TASK DETAILS: In this exercise, copy exactly the lines from the one that contains "Output a JSON" through the end of the entries below; pictures are not copied.

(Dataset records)
▬▬▬▬▬▬▬▬▬▬

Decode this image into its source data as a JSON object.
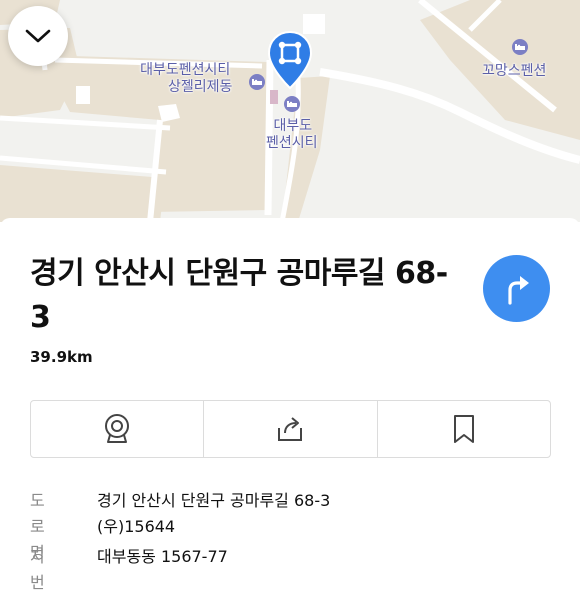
{
  "map": {
    "labels": {
      "pension_city_sangjelije": [
        "대부도펜션시티",
        "상젤리제동"
      ],
      "pension_city": [
        "대부도",
        "펜션시티"
      ],
      "ggomang": "꼬망스펜션"
    },
    "icons": {
      "collapse": "chevron-down-icon",
      "pin": "location-pin-icon",
      "poi": "lodging-icon"
    }
  },
  "place": {
    "title": "경기 안산시 단원구 공마루길 68-3",
    "distance": "39.9km"
  },
  "actions": [
    {
      "name": "roadview-button",
      "icon": "roadview-camera-icon"
    },
    {
      "name": "share-button",
      "icon": "share-icon"
    },
    {
      "name": "bookmark-button",
      "icon": "bookmark-icon"
    }
  ],
  "address": {
    "road_label": "도로명",
    "road_value": "경기 안산시 단원구 공마루길 68-3",
    "postal_value": "(우)15644",
    "lot_label": "지번",
    "lot_value": "대부동동 1567-77"
  },
  "colors": {
    "accent": "#3e8ef0",
    "pin": "#2f7de6",
    "map_bg": "#f2f2ef",
    "map_block": "#e9e1d2",
    "poi_label": "#5b5fa8"
  }
}
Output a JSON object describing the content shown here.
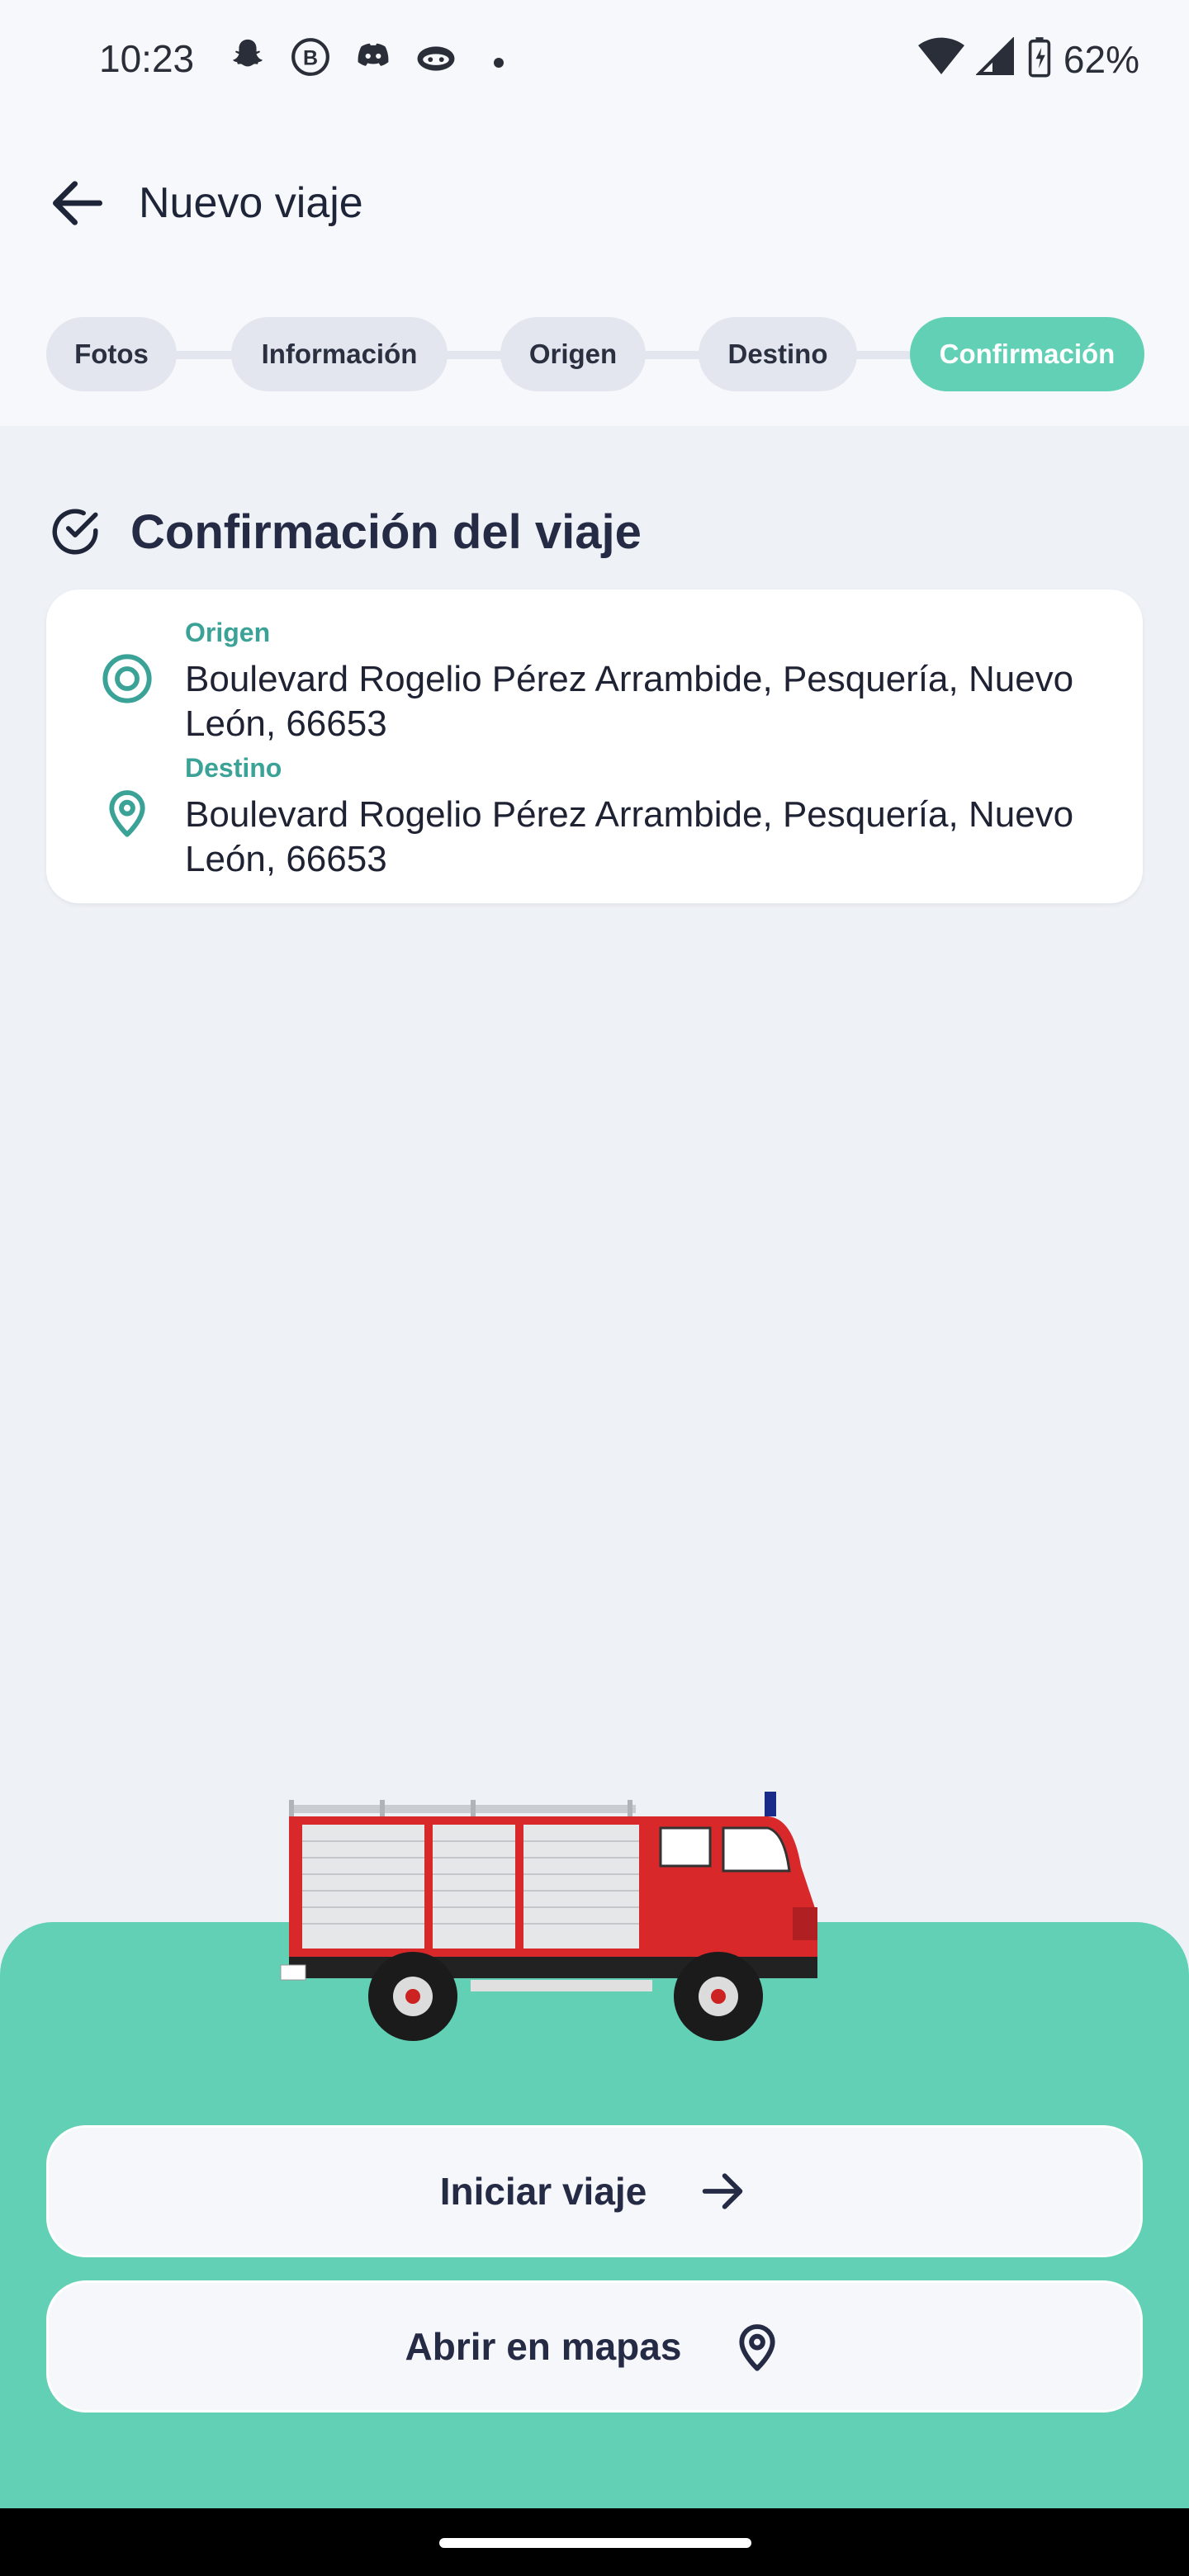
{
  "status_bar": {
    "time": "10:23",
    "battery": "62%",
    "icons": [
      "snapchat-icon",
      "b-icon",
      "discord-icon",
      "cat-icon",
      "dot-icon",
      "wifi-icon",
      "signal-icon",
      "battery-charging-icon"
    ]
  },
  "header": {
    "title": "Nuevo viaje",
    "back_icon": "arrow-left-icon"
  },
  "stepper": {
    "steps": [
      "Fotos",
      "Información",
      "Origen",
      "Destino",
      "Confirmación"
    ],
    "active_step": "Confirmación"
  },
  "confirmation": {
    "title": "Confirmación del viaje",
    "origin": {
      "label": "Origen",
      "address": "Boulevard Rogelio Pérez Arrambide, Pesquería, Nuevo León, 66653"
    },
    "destination": {
      "label": "Destino",
      "address": "Boulevard Rogelio Pérez Arrambide, Pesquería, Nuevo León, 66653"
    }
  },
  "actions": {
    "start_trip": "Iniciar viaje",
    "open_maps": "Abrir en mapas"
  },
  "colors": {
    "accent": "#62d0b5",
    "label_teal": "#3aa296",
    "background": "#eef1f6"
  }
}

▬▬▬▬▬▬▬▬▬▬

EXPECTED OUTPUT:
Output a JSON object describing the content shown here.
{
  "status_bar": {
    "time": "10:23",
    "battery": "62%",
    "icons": [
      "snapchat-icon",
      "b-icon",
      "discord-icon",
      "cat-icon",
      "dot-icon",
      "wifi-icon",
      "signal-icon",
      "battery-charging-icon"
    ]
  },
  "header": {
    "title": "Nuevo viaje",
    "back_icon": "arrow-left-icon"
  },
  "stepper": {
    "steps": [
      "Fotos",
      "Información",
      "Origen",
      "Destino",
      "Confirmación"
    ],
    "active_step": "Confirmación"
  },
  "confirmation": {
    "title": "Confirmación del viaje",
    "origin": {
      "label": "Origen",
      "address": "Boulevard Rogelio Pérez Arrambide, Pesquería, Nuevo León, 66653"
    },
    "destination": {
      "label": "Destino",
      "address": "Boulevard Rogelio Pérez Arrambide, Pesquería, Nuevo León, 66653"
    }
  },
  "actions": {
    "start_trip": "Iniciar viaje",
    "open_maps": "Abrir en mapas"
  },
  "colors": {
    "accent": "#62d0b5",
    "label_teal": "#3aa296",
    "background": "#eef1f6"
  }
}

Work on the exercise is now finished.